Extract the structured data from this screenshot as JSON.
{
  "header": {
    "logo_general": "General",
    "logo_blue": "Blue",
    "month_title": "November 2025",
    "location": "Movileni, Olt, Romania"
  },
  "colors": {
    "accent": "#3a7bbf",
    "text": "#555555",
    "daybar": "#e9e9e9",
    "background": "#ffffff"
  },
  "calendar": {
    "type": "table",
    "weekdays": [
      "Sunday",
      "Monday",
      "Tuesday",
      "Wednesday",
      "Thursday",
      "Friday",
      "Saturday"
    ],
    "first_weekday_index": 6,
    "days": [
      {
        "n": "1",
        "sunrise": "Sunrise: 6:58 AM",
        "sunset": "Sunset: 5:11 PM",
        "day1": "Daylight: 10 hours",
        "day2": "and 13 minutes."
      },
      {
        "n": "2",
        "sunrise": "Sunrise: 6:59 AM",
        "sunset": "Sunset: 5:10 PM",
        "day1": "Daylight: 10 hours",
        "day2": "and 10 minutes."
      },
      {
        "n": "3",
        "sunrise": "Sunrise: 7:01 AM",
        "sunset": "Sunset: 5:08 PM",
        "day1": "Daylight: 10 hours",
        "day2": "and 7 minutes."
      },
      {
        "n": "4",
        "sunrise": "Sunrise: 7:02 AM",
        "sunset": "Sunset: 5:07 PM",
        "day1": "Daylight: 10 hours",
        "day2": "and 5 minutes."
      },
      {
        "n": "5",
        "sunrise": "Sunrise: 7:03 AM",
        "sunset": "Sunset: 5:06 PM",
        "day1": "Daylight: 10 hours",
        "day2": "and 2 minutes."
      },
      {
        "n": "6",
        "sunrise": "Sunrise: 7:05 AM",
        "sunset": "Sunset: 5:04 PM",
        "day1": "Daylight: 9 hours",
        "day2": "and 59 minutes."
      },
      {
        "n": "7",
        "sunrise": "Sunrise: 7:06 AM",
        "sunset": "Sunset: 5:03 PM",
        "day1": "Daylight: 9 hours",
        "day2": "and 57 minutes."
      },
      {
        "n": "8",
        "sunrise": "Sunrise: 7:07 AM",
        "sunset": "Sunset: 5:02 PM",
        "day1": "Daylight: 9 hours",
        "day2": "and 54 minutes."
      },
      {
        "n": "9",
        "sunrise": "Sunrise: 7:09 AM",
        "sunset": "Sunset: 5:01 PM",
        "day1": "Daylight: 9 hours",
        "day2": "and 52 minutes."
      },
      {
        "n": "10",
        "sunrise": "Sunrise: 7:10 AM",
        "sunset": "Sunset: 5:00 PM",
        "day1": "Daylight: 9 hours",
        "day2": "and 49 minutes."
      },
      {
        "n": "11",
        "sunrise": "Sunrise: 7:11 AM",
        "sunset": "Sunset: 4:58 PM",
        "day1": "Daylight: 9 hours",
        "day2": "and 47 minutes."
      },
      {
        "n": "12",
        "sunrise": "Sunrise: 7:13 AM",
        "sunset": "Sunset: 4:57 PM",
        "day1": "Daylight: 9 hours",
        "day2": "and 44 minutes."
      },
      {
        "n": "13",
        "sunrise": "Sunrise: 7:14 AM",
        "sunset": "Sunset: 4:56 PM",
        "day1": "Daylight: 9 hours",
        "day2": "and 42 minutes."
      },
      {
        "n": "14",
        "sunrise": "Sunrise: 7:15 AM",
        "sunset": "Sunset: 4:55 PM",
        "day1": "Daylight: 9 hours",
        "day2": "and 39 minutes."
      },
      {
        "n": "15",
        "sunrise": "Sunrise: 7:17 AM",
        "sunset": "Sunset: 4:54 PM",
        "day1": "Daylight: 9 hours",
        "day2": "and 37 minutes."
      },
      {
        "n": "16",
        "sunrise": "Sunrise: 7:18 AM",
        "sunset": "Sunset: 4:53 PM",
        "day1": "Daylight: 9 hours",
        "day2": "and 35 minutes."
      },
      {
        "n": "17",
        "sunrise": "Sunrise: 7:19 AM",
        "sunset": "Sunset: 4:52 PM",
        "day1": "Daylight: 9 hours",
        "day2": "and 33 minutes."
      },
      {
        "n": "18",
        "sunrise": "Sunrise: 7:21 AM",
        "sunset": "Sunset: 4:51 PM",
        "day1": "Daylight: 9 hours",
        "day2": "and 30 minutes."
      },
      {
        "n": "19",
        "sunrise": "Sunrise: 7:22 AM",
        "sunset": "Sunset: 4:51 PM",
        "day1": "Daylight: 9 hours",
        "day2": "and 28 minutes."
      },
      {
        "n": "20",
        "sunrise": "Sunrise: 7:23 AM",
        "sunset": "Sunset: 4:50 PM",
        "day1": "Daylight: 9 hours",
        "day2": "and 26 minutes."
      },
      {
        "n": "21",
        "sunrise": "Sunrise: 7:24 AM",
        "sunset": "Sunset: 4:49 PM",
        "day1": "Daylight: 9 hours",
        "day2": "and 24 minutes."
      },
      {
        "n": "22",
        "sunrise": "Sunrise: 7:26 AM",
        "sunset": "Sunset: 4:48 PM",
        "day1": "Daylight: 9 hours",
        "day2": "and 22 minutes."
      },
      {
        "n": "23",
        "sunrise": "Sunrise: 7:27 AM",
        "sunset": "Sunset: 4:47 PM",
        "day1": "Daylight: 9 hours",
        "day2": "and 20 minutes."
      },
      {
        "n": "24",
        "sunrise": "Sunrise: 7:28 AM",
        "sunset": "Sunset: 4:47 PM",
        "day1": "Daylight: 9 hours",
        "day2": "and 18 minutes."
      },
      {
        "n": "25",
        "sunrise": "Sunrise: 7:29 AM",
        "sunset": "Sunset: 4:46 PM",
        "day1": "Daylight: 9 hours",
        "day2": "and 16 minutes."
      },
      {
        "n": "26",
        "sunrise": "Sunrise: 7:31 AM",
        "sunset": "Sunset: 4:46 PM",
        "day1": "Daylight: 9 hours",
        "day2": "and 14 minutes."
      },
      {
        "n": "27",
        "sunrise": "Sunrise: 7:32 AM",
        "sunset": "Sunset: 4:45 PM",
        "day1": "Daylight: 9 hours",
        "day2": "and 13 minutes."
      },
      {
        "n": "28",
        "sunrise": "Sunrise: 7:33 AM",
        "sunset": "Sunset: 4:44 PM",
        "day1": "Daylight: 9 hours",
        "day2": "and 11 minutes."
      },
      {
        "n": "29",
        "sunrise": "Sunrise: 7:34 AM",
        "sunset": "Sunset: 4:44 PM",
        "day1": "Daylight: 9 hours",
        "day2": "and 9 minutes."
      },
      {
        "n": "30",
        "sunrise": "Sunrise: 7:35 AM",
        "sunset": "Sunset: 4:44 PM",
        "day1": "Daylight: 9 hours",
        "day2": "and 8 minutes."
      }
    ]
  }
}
+ + + + + + +
## Task to carry out
The records above are to be copied in full, exactly as written.

## Exercise output
Extract the structured data from this screenshot as JSON.
{
  "header": {
    "logo_general": "General",
    "logo_blue": "Blue",
    "month_title": "November 2025",
    "location": "Movileni, Olt, Romania"
  },
  "colors": {
    "accent": "#3a7bbf",
    "text": "#555555",
    "daybar": "#e9e9e9",
    "background": "#ffffff"
  },
  "calendar": {
    "type": "table",
    "weekdays": [
      "Sunday",
      "Monday",
      "Tuesday",
      "Wednesday",
      "Thursday",
      "Friday",
      "Saturday"
    ],
    "first_weekday_index": 6,
    "days": [
      {
        "n": "1",
        "sunrise": "Sunrise: 6:58 AM",
        "sunset": "Sunset: 5:11 PM",
        "day1": "Daylight: 10 hours",
        "day2": "and 13 minutes."
      },
      {
        "n": "2",
        "sunrise": "Sunrise: 6:59 AM",
        "sunset": "Sunset: 5:10 PM",
        "day1": "Daylight: 10 hours",
        "day2": "and 10 minutes."
      },
      {
        "n": "3",
        "sunrise": "Sunrise: 7:01 AM",
        "sunset": "Sunset: 5:08 PM",
        "day1": "Daylight: 10 hours",
        "day2": "and 7 minutes."
      },
      {
        "n": "4",
        "sunrise": "Sunrise: 7:02 AM",
        "sunset": "Sunset: 5:07 PM",
        "day1": "Daylight: 10 hours",
        "day2": "and 5 minutes."
      },
      {
        "n": "5",
        "sunrise": "Sunrise: 7:03 AM",
        "sunset": "Sunset: 5:06 PM",
        "day1": "Daylight: 10 hours",
        "day2": "and 2 minutes."
      },
      {
        "n": "6",
        "sunrise": "Sunrise: 7:05 AM",
        "sunset": "Sunset: 5:04 PM",
        "day1": "Daylight: 9 hours",
        "day2": "and 59 minutes."
      },
      {
        "n": "7",
        "sunrise": "Sunrise: 7:06 AM",
        "sunset": "Sunset: 5:03 PM",
        "day1": "Daylight: 9 hours",
        "day2": "and 57 minutes."
      },
      {
        "n": "8",
        "sunrise": "Sunrise: 7:07 AM",
        "sunset": "Sunset: 5:02 PM",
        "day1": "Daylight: 9 hours",
        "day2": "and 54 minutes."
      },
      {
        "n": "9",
        "sunrise": "Sunrise: 7:09 AM",
        "sunset": "Sunset: 5:01 PM",
        "day1": "Daylight: 9 hours",
        "day2": "and 52 minutes."
      },
      {
        "n": "10",
        "sunrise": "Sunrise: 7:10 AM",
        "sunset": "Sunset: 5:00 PM",
        "day1": "Daylight: 9 hours",
        "day2": "and 49 minutes."
      },
      {
        "n": "11",
        "sunrise": "Sunrise: 7:11 AM",
        "sunset": "Sunset: 4:58 PM",
        "day1": "Daylight: 9 hours",
        "day2": "and 47 minutes."
      },
      {
        "n": "12",
        "sunrise": "Sunrise: 7:13 AM",
        "sunset": "Sunset: 4:57 PM",
        "day1": "Daylight: 9 hours",
        "day2": "and 44 minutes."
      },
      {
        "n": "13",
        "sunrise": "Sunrise: 7:14 AM",
        "sunset": "Sunset: 4:56 PM",
        "day1": "Daylight: 9 hours",
        "day2": "and 42 minutes."
      },
      {
        "n": "14",
        "sunrise": "Sunrise: 7:15 AM",
        "sunset": "Sunset: 4:55 PM",
        "day1": "Daylight: 9 hours",
        "day2": "and 39 minutes."
      },
      {
        "n": "15",
        "sunrise": "Sunrise: 7:17 AM",
        "sunset": "Sunset: 4:54 PM",
        "day1": "Daylight: 9 hours",
        "day2": "and 37 minutes."
      },
      {
        "n": "16",
        "sunrise": "Sunrise: 7:18 AM",
        "sunset": "Sunset: 4:53 PM",
        "day1": "Daylight: 9 hours",
        "day2": "and 35 minutes."
      },
      {
        "n": "17",
        "sunrise": "Sunrise: 7:19 AM",
        "sunset": "Sunset: 4:52 PM",
        "day1": "Daylight: 9 hours",
        "day2": "and 33 minutes."
      },
      {
        "n": "18",
        "sunrise": "Sunrise: 7:21 AM",
        "sunset": "Sunset: 4:51 PM",
        "day1": "Daylight: 9 hours",
        "day2": "and 30 minutes."
      },
      {
        "n": "19",
        "sunrise": "Sunrise: 7:22 AM",
        "sunset": "Sunset: 4:51 PM",
        "day1": "Daylight: 9 hours",
        "day2": "and 28 minutes."
      },
      {
        "n": "20",
        "sunrise": "Sunrise: 7:23 AM",
        "sunset": "Sunset: 4:50 PM",
        "day1": "Daylight: 9 hours",
        "day2": "and 26 minutes."
      },
      {
        "n": "21",
        "sunrise": "Sunrise: 7:24 AM",
        "sunset": "Sunset: 4:49 PM",
        "day1": "Daylight: 9 hours",
        "day2": "and 24 minutes."
      },
      {
        "n": "22",
        "sunrise": "Sunrise: 7:26 AM",
        "sunset": "Sunset: 4:48 PM",
        "day1": "Daylight: 9 hours",
        "day2": "and 22 minutes."
      },
      {
        "n": "23",
        "sunrise": "Sunrise: 7:27 AM",
        "sunset": "Sunset: 4:47 PM",
        "day1": "Daylight: 9 hours",
        "day2": "and 20 minutes."
      },
      {
        "n": "24",
        "sunrise": "Sunrise: 7:28 AM",
        "sunset": "Sunset: 4:47 PM",
        "day1": "Daylight: 9 hours",
        "day2": "and 18 minutes."
      },
      {
        "n": "25",
        "sunrise": "Sunrise: 7:29 AM",
        "sunset": "Sunset: 4:46 PM",
        "day1": "Daylight: 9 hours",
        "day2": "and 16 minutes."
      },
      {
        "n": "26",
        "sunrise": "Sunrise: 7:31 AM",
        "sunset": "Sunset: 4:46 PM",
        "day1": "Daylight: 9 hours",
        "day2": "and 14 minutes."
      },
      {
        "n": "27",
        "sunrise": "Sunrise: 7:32 AM",
        "sunset": "Sunset: 4:45 PM",
        "day1": "Daylight: 9 hours",
        "day2": "and 13 minutes."
      },
      {
        "n": "28",
        "sunrise": "Sunrise: 7:33 AM",
        "sunset": "Sunset: 4:44 PM",
        "day1": "Daylight: 9 hours",
        "day2": "and 11 minutes."
      },
      {
        "n": "29",
        "sunrise": "Sunrise: 7:34 AM",
        "sunset": "Sunset: 4:44 PM",
        "day1": "Daylight: 9 hours",
        "day2": "and 9 minutes."
      },
      {
        "n": "30",
        "sunrise": "Sunrise: 7:35 AM",
        "sunset": "Sunset: 4:44 PM",
        "day1": "Daylight: 9 hours",
        "day2": "and 8 minutes."
      }
    ]
  }
}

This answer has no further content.